==== PROVIDED DATA

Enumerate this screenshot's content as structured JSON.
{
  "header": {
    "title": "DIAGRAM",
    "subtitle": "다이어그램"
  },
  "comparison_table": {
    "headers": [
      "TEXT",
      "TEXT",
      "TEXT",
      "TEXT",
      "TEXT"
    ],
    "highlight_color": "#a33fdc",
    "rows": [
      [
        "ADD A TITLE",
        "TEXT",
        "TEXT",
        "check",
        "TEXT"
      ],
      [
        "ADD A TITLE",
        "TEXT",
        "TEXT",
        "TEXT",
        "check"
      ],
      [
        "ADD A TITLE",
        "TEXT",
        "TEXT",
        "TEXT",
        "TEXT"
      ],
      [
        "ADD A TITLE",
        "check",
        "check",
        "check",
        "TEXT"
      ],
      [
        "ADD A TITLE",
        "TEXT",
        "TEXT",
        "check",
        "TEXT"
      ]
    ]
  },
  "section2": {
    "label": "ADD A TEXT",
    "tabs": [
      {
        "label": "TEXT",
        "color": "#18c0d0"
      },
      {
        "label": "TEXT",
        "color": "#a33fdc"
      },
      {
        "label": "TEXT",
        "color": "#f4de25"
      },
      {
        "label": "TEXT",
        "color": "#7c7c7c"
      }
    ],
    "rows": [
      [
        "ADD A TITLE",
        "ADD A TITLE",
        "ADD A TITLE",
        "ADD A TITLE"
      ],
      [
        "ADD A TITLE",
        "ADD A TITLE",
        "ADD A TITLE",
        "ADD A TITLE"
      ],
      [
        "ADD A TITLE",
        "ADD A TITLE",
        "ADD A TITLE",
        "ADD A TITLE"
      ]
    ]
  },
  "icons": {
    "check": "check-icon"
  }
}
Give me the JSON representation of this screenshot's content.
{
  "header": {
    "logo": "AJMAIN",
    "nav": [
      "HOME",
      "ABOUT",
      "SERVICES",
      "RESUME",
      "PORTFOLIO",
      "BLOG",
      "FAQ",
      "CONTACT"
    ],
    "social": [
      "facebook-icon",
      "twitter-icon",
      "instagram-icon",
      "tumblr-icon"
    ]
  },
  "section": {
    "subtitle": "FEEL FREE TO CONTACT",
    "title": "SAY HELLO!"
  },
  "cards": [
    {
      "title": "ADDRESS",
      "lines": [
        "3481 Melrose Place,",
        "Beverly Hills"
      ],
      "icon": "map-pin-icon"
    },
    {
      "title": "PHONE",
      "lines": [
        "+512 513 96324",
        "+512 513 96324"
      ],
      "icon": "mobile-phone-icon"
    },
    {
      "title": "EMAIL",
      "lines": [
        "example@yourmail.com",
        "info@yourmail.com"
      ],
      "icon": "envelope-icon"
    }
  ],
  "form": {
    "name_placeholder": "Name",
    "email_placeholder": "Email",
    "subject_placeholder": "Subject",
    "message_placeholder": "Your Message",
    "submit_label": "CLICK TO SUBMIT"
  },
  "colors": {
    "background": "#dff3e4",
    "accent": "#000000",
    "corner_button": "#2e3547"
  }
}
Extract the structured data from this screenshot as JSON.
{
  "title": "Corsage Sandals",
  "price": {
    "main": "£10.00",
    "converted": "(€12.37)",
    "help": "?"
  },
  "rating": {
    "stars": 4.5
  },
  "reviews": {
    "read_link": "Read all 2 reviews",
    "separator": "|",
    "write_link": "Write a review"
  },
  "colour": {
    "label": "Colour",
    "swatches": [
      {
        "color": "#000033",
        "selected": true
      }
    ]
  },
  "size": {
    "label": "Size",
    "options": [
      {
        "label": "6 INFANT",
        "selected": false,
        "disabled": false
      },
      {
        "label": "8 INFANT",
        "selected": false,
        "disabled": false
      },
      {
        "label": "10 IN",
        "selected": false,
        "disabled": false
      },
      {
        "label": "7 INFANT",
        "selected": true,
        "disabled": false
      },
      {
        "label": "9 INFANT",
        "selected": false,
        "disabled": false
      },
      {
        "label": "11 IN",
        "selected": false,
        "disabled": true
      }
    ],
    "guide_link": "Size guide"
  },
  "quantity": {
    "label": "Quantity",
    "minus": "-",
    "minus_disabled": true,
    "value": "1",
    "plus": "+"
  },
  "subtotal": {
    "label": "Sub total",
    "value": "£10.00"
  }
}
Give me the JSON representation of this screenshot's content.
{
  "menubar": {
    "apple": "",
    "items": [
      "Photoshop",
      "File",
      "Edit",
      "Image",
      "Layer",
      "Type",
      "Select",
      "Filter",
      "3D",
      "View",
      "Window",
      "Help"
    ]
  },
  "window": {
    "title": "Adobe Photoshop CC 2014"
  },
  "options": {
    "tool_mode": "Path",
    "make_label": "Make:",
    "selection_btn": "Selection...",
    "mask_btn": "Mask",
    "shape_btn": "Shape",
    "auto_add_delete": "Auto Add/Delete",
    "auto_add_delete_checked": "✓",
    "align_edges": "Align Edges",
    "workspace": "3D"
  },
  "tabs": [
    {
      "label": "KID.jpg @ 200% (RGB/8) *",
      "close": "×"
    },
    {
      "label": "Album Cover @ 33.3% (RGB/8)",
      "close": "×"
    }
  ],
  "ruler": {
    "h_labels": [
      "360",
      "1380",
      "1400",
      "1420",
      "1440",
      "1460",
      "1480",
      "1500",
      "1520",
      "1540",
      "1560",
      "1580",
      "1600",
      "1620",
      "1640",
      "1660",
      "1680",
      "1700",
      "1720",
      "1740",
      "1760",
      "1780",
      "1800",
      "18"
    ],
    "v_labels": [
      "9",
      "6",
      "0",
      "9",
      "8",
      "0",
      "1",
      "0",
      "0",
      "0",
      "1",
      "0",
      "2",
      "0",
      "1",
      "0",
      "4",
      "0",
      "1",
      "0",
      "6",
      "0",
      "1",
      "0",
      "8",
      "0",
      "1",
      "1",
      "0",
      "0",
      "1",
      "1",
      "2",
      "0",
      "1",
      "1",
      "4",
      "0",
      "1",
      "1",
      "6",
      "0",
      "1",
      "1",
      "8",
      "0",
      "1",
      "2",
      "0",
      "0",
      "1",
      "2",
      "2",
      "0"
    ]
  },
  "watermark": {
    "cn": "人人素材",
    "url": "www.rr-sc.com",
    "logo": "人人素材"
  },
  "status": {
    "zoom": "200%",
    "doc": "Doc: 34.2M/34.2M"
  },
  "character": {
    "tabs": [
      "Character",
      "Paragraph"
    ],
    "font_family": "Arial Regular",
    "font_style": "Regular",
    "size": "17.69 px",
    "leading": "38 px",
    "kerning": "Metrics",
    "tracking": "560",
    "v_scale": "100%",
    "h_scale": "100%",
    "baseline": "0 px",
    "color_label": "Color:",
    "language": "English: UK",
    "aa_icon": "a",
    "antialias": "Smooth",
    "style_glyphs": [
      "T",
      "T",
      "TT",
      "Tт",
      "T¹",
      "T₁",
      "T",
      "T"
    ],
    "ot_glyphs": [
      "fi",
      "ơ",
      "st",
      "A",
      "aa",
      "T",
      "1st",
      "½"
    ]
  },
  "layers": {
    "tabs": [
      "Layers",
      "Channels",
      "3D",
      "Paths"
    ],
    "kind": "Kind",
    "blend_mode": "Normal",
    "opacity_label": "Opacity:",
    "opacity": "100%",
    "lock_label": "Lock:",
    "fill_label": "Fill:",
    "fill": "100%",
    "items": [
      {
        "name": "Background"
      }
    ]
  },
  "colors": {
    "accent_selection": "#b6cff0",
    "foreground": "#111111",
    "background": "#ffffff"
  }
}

========

● **GIVEN PROBLEM**: Repeat each record in full; every line must match exactly.

● **FULL OUTPUT**:
Enumerate this screenshot's content as structured JSON.
{
  "header": {
    "title": "DIAGRAM",
    "subtitle": "다이어그램"
  },
  "comparison_table": {
    "headers": [
      "TEXT",
      "TEXT",
      "TEXT",
      "TEXT",
      "TEXT"
    ],
    "highlight_color": "#a33fdc",
    "rows": [
      [
        "ADD A TITLE",
        "TEXT",
        "TEXT",
        "check",
        "TEXT"
      ],
      [
        "ADD A TITLE",
        "TEXT",
        "TEXT",
        "TEXT",
        "check"
      ],
      [
        "ADD A TITLE",
        "TEXT",
        "TEXT",
        "TEXT",
        "TEXT"
      ],
      [
        "ADD A TITLE",
        "check",
        "check",
        "check",
        "TEXT"
      ],
      [
        "ADD A TITLE",
        "TEXT",
        "TEXT",
        "check",
        "TEXT"
      ]
    ]
  },
  "section2": {
    "label": "ADD A TEXT",
    "tabs": [
      {
        "label": "TEXT",
        "color": "#18c0d0"
      },
      {
        "label": "TEXT",
        "color": "#a33fdc"
      },
      {
        "label": "TEXT",
        "color": "#f4de25"
      },
      {
        "label": "TEXT",
        "color": "#7c7c7c"
      }
    ],
    "rows": [
      [
        "ADD A TITLE",
        "ADD A TITLE",
        "ADD A TITLE",
        "ADD A TITLE"
      ],
      [
        "ADD A TITLE",
        "ADD A TITLE",
        "ADD A TITLE",
        "ADD A TITLE"
      ],
      [
        "ADD A TITLE",
        "ADD A TITLE",
        "ADD A TITLE",
        "ADD A TITLE"
      ]
    ]
  },
  "icons": {
    "check": "check-icon"
  }
}
Give me the JSON representation of this screenshot's content.
{
  "header": {
    "logo": "AJMAIN",
    "nav": [
      "HOME",
      "ABOUT",
      "SERVICES",
      "RESUME",
      "PORTFOLIO",
      "BLOG",
      "FAQ",
      "CONTACT"
    ],
    "social": [
      "facebook-icon",
      "twitter-icon",
      "instagram-icon",
      "tumblr-icon"
    ]
  },
  "section": {
    "subtitle": "FEEL FREE TO CONTACT",
    "title": "SAY HELLO!"
  },
  "cards": [
    {
      "title": "ADDRESS",
      "lines": [
        "3481 Melrose Place,",
        "Beverly Hills"
      ],
      "icon": "map-pin-icon"
    },
    {
      "title": "PHONE",
      "lines": [
        "+512 513 96324",
        "+512 513 96324"
      ],
      "icon": "mobile-phone-icon"
    },
    {
      "title": "EMAIL",
      "lines": [
        "example@yourmail.com",
        "info@yourmail.com"
      ],
      "icon": "envelope-icon"
    }
  ],
  "form": {
    "name_placeholder": "Name",
    "email_placeholder": "Email",
    "subject_placeholder": "Subject",
    "message_placeholder": "Your Message",
    "submit_label": "CLICK TO SUBMIT"
  },
  "colors": {
    "background": "#dff3e4",
    "accent": "#000000",
    "corner_button": "#2e3547"
  }
}
Extract the structured data from this screenshot as JSON.
{
  "title": "Corsage Sandals",
  "price": {
    "main": "£10.00",
    "converted": "(€12.37)",
    "help": "?"
  },
  "rating": {
    "stars": 4.5
  },
  "reviews": {
    "read_link": "Read all 2 reviews",
    "separator": "|",
    "write_link": "Write a review"
  },
  "colour": {
    "label": "Colour",
    "swatches": [
      {
        "color": "#000033",
        "selected": true
      }
    ]
  },
  "size": {
    "label": "Size",
    "options": [
      {
        "label": "6 INFANT",
        "selected": false,
        "disabled": false
      },
      {
        "label": "8 INFANT",
        "selected": false,
        "disabled": false
      },
      {
        "label": "10 IN",
        "selected": false,
        "disabled": false
      },
      {
        "label": "7 INFANT",
        "selected": true,
        "disabled": false
      },
      {
        "label": "9 INFANT",
        "selected": false,
        "disabled": false
      },
      {
        "label": "11 IN",
        "selected": false,
        "disabled": true
      }
    ],
    "guide_link": "Size guide"
  },
  "quantity": {
    "label": "Quantity",
    "minus": "-",
    "minus_disabled": true,
    "value": "1",
    "plus": "+"
  },
  "subtotal": {
    "label": "Sub total",
    "value": "£10.00"
  }
}
Give me the JSON representation of this screenshot's content.
{
  "menubar": {
    "apple": "",
    "items": [
      "Photoshop",
      "File",
      "Edit",
      "Image",
      "Layer",
      "Type",
      "Select",
      "Filter",
      "3D",
      "View",
      "Window",
      "Help"
    ]
  },
  "window": {
    "title": "Adobe Photoshop CC 2014"
  },
  "options": {
    "tool_mode": "Path",
    "make_label": "Make:",
    "selection_btn": "Selection...",
    "mask_btn": "Mask",
    "shape_btn": "Shape",
    "auto_add_delete": "Auto Add/Delete",
    "auto_add_delete_checked": "✓",
    "align_edges": "Align Edges",
    "workspace": "3D"
  },
  "tabs": [
    {
      "label": "KID.jpg @ 200% (RGB/8) *",
      "close": "×"
    },
    {
      "label": "Album Cover @ 33.3% (RGB/8)",
      "close": "×"
    }
  ],
  "ruler": {
    "h_labels": [
      "360",
      "1380",
      "1400",
      "1420",
      "1440",
      "1460",
      "1480",
      "1500",
      "1520",
      "1540",
      "1560",
      "1580",
      "1600",
      "1620",
      "1640",
      "1660",
      "1680",
      "1700",
      "1720",
      "1740",
      "1760",
      "1780",
      "1800",
      "18"
    ],
    "v_labels": [
      "9",
      "6",
      "0",
      "9",
      "8",
      "0",
      "1",
      "0",
      "0",
      "0",
      "1",
      "0",
      "2",
      "0",
      "1",
      "0",
      "4",
      "0",
      "1",
      "0",
      "6",
      "0",
      "1",
      "0",
      "8",
      "0",
      "1",
      "1",
      "0",
      "0",
      "1",
      "1",
      "2",
      "0",
      "1",
      "1",
      "4",
      "0",
      "1",
      "1",
      "6",
      "0",
      "1",
      "1",
      "8",
      "0",
      "1",
      "2",
      "0",
      "0",
      "1",
      "2",
      "2",
      "0"
    ]
  },
  "watermark": {
    "cn": "人人素材",
    "url": "www.rr-sc.com",
    "logo": "人人素材"
  },
  "status": {
    "zoom": "200%",
    "doc": "Doc: 34.2M/34.2M"
  },
  "character": {
    "tabs": [
      "Character",
      "Paragraph"
    ],
    "font_family": "Arial Regular",
    "font_style": "Regular",
    "size": "17.69 px",
    "leading": "38 px",
    "kerning": "Metrics",
    "tracking": "560",
    "v_scale": "100%",
    "h_scale": "100%",
    "baseline": "0 px",
    "color_label": "Color:",
    "language": "English: UK",
    "aa_icon": "a",
    "antialias": "Smooth",
    "style_glyphs": [
      "T",
      "T",
      "TT",
      "Tт",
      "T¹",
      "T₁",
      "T",
      "T"
    ],
    "ot_glyphs": [
      "fi",
      "ơ",
      "st",
      "A",
      "aa",
      "T",
      "1st",
      "½"
    ]
  },
  "layers": {
    "tabs": [
      "Layers",
      "Channels",
      "3D",
      "Paths"
    ],
    "kind": "Kind",
    "blend_mode": "Normal",
    "opacity_label": "Opacity:",
    "opacity": "100%",
    "lock_label": "Lock:",
    "fill_label": "Fill:",
    "fill": "100%",
    "items": [
      {
        "name": "Background"
      }
    ]
  },
  "colors": {
    "accent_selection": "#b6cff0",
    "foreground": "#111111",
    "background": "#ffffff"
  }
}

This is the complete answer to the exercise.